Task directions >>
Return the records in full, exactly as given.

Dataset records
Start

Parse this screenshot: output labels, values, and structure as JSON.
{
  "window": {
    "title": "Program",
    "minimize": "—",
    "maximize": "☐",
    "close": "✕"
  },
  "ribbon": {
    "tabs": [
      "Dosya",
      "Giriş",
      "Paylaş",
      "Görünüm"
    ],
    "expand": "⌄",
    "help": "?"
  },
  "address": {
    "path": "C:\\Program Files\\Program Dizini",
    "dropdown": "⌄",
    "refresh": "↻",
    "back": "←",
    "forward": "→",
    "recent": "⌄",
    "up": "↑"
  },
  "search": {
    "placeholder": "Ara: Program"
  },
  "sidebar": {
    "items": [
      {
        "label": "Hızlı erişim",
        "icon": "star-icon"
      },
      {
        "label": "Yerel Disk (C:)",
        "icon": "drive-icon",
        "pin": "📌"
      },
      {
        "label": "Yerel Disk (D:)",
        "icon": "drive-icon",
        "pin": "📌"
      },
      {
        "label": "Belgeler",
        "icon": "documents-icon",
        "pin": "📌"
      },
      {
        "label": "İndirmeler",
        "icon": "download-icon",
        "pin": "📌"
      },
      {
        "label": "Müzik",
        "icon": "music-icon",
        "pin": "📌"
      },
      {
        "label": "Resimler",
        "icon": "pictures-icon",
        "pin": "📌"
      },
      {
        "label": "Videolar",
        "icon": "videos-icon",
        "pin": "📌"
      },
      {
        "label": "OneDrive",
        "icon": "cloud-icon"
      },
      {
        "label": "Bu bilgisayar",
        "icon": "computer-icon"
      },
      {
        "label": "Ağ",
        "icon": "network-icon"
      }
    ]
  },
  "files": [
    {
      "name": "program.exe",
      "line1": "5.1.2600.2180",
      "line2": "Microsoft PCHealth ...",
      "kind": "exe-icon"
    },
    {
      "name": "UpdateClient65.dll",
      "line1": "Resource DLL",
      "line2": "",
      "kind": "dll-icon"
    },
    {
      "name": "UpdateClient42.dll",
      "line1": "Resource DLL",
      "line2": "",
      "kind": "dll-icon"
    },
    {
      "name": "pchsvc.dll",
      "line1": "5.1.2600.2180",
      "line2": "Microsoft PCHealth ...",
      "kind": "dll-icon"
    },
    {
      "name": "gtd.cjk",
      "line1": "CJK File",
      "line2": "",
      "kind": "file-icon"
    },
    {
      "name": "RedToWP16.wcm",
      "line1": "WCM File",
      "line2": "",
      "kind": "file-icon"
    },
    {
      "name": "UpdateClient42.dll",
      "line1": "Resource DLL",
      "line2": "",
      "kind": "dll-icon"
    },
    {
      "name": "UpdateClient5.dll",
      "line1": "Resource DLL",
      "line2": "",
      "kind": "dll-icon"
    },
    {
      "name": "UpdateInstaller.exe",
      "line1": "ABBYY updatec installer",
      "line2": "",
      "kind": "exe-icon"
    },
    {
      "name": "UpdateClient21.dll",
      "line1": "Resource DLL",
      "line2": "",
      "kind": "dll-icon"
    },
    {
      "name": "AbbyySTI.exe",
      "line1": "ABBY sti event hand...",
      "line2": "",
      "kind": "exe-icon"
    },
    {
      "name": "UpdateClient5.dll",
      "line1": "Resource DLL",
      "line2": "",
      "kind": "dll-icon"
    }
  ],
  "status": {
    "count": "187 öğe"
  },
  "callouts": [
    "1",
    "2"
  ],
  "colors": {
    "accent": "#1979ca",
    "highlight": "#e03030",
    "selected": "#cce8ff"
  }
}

End

Response below >>
Parse this screenshot: output labels, values, and structure as JSON.
{
  "window": {
    "title": "Program",
    "minimize": "—",
    "maximize": "☐",
    "close": "✕"
  },
  "ribbon": {
    "tabs": [
      "Dosya",
      "Giriş",
      "Paylaş",
      "Görünüm"
    ],
    "expand": "⌄",
    "help": "?"
  },
  "address": {
    "path": "C:\\Program Files\\Program Dizini",
    "dropdown": "⌄",
    "refresh": "↻",
    "back": "←",
    "forward": "→",
    "recent": "⌄",
    "up": "↑"
  },
  "search": {
    "placeholder": "Ara: Program"
  },
  "sidebar": {
    "items": [
      {
        "label": "Hızlı erişim",
        "icon": "star-icon"
      },
      {
        "label": "Yerel Disk (C:)",
        "icon": "drive-icon",
        "pin": "📌"
      },
      {
        "label": "Yerel Disk (D:)",
        "icon": "drive-icon",
        "pin": "📌"
      },
      {
        "label": "Belgeler",
        "icon": "documents-icon",
        "pin": "📌"
      },
      {
        "label": "İndirmeler",
        "icon": "download-icon",
        "pin": "📌"
      },
      {
        "label": "Müzik",
        "icon": "music-icon",
        "pin": "📌"
      },
      {
        "label": "Resimler",
        "icon": "pictures-icon",
        "pin": "📌"
      },
      {
        "label": "Videolar",
        "icon": "videos-icon",
        "pin": "📌"
      },
      {
        "label": "OneDrive",
        "icon": "cloud-icon"
      },
      {
        "label": "Bu bilgisayar",
        "icon": "computer-icon"
      },
      {
        "label": "Ağ",
        "icon": "network-icon"
      }
    ]
  },
  "files": [
    {
      "name": "program.exe",
      "line1": "5.1.2600.2180",
      "line2": "Microsoft PCHealth ...",
      "kind": "exe-icon"
    },
    {
      "name": "UpdateClient65.dll",
      "line1": "Resource DLL",
      "line2": "",
      "kind": "dll-icon"
    },
    {
      "name": "UpdateClient42.dll",
      "line1": "Resource DLL",
      "line2": "",
      "kind": "dll-icon"
    },
    {
      "name": "pchsvc.dll",
      "line1": "5.1.2600.2180",
      "line2": "Microsoft PCHealth ...",
      "kind": "dll-icon"
    },
    {
      "name": "gtd.cjk",
      "line1": "CJK File",
      "line2": "",
      "kind": "file-icon"
    },
    {
      "name": "RedToWP16.wcm",
      "line1": "WCM File",
      "line2": "",
      "kind": "file-icon"
    },
    {
      "name": "UpdateClient42.dll",
      "line1": "Resource DLL",
      "line2": "",
      "kind": "dll-icon"
    },
    {
      "name": "UpdateClient5.dll",
      "line1": "Resource DLL",
      "line2": "",
      "kind": "dll-icon"
    },
    {
      "name": "UpdateInstaller.exe",
      "line1": "ABBYY updatec installer",
      "line2": "",
      "kind": "exe-icon"
    },
    {
      "name": "UpdateClient21.dll",
      "line1": "Resource DLL",
      "line2": "",
      "kind": "dll-icon"
    },
    {
      "name": "AbbyySTI.exe",
      "line1": "ABBY sti event hand...",
      "line2": "",
      "kind": "exe-icon"
    },
    {
      "name": "UpdateClient5.dll",
      "line1": "Resource DLL",
      "line2": "",
      "kind": "dll-icon"
    }
  ],
  "status": {
    "count": "187 öğe"
  },
  "callouts": [
    "1",
    "2"
  ],
  "colors": {
    "accent": "#1979ca",
    "highlight": "#e03030",
    "selected": "#cce8ff"
  }
}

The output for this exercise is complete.